EXERCISE REQUIREMENTS -> Copy every line of the data that contains the string "ROTI".

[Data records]
_ _ _ _ _

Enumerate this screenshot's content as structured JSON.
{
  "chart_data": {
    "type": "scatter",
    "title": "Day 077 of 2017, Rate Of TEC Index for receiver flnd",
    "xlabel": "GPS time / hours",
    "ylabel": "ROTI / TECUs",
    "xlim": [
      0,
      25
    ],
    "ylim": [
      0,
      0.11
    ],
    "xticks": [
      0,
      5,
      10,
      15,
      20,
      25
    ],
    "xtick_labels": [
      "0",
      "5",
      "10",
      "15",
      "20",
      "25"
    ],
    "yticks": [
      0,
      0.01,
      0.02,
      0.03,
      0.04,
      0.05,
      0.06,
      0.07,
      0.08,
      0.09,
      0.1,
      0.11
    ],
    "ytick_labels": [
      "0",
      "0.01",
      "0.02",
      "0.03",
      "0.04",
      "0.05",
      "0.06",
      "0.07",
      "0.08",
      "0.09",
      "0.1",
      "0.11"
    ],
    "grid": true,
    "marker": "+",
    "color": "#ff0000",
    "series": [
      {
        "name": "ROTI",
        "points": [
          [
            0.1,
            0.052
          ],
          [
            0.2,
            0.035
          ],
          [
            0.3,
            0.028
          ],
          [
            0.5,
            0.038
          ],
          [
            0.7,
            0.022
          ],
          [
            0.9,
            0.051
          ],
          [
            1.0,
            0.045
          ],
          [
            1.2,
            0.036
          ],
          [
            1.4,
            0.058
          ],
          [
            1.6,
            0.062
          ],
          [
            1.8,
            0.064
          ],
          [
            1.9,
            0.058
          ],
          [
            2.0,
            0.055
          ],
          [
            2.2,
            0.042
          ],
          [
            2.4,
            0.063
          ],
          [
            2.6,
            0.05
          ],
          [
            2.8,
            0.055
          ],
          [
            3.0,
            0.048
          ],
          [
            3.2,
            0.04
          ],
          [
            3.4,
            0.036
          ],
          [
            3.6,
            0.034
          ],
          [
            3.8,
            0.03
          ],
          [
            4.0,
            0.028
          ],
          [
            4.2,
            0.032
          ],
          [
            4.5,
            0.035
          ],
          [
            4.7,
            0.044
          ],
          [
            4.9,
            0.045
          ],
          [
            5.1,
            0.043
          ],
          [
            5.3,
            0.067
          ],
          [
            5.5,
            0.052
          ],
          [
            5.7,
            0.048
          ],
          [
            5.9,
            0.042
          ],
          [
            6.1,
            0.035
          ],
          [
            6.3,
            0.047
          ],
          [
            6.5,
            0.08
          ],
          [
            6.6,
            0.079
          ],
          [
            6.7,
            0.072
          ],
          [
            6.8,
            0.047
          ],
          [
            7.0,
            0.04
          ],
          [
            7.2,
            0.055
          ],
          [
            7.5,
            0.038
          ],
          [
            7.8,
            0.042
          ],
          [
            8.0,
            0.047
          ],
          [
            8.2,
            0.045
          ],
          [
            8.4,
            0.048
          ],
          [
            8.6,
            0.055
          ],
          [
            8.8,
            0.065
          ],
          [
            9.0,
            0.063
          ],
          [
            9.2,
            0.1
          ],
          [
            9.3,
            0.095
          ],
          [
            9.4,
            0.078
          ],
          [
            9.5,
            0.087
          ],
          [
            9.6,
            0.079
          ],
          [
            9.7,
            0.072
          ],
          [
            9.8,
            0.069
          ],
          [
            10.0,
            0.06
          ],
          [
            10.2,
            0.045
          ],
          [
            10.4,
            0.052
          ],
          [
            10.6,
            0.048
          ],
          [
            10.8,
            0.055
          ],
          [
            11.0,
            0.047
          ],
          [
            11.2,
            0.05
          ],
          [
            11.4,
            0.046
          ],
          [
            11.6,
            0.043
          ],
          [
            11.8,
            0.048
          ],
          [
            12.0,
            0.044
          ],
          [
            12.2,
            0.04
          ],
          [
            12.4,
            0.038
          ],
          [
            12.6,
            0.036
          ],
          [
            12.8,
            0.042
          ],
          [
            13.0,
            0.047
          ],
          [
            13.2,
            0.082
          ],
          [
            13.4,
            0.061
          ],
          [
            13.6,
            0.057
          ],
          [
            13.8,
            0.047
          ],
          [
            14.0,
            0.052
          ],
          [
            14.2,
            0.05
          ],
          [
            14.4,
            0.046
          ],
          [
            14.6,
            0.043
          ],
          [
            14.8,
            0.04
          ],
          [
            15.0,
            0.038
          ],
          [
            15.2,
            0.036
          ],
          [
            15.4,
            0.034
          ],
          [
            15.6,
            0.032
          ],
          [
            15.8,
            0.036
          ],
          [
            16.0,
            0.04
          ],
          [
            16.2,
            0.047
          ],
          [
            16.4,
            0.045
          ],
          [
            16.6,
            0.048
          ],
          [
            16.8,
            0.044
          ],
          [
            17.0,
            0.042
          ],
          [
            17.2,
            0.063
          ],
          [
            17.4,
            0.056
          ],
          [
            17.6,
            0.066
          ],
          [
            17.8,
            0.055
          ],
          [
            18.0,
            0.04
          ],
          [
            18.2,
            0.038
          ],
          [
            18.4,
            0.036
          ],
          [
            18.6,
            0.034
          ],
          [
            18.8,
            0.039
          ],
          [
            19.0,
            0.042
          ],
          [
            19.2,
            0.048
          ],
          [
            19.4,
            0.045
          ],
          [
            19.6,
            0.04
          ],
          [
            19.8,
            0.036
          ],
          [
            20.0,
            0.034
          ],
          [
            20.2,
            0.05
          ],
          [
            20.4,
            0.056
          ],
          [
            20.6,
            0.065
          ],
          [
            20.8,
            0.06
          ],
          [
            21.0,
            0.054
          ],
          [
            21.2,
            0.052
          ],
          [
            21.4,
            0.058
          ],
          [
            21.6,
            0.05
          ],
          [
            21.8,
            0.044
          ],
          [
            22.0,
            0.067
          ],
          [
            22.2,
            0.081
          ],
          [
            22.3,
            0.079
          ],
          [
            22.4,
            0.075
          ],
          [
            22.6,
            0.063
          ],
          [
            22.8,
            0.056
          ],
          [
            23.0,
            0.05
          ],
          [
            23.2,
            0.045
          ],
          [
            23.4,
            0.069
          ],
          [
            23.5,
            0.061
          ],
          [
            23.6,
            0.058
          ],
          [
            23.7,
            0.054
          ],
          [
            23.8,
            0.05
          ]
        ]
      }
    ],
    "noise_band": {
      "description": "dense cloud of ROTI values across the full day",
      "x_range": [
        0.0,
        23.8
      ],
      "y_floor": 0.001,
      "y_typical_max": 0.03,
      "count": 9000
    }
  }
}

_ _ _ _ _

CORRECT RESPONSE ->
    "ylabel": "ROTI / TECUs",
        "name": "ROTI",
      "description": "dense cloud of ROTI values across the full day",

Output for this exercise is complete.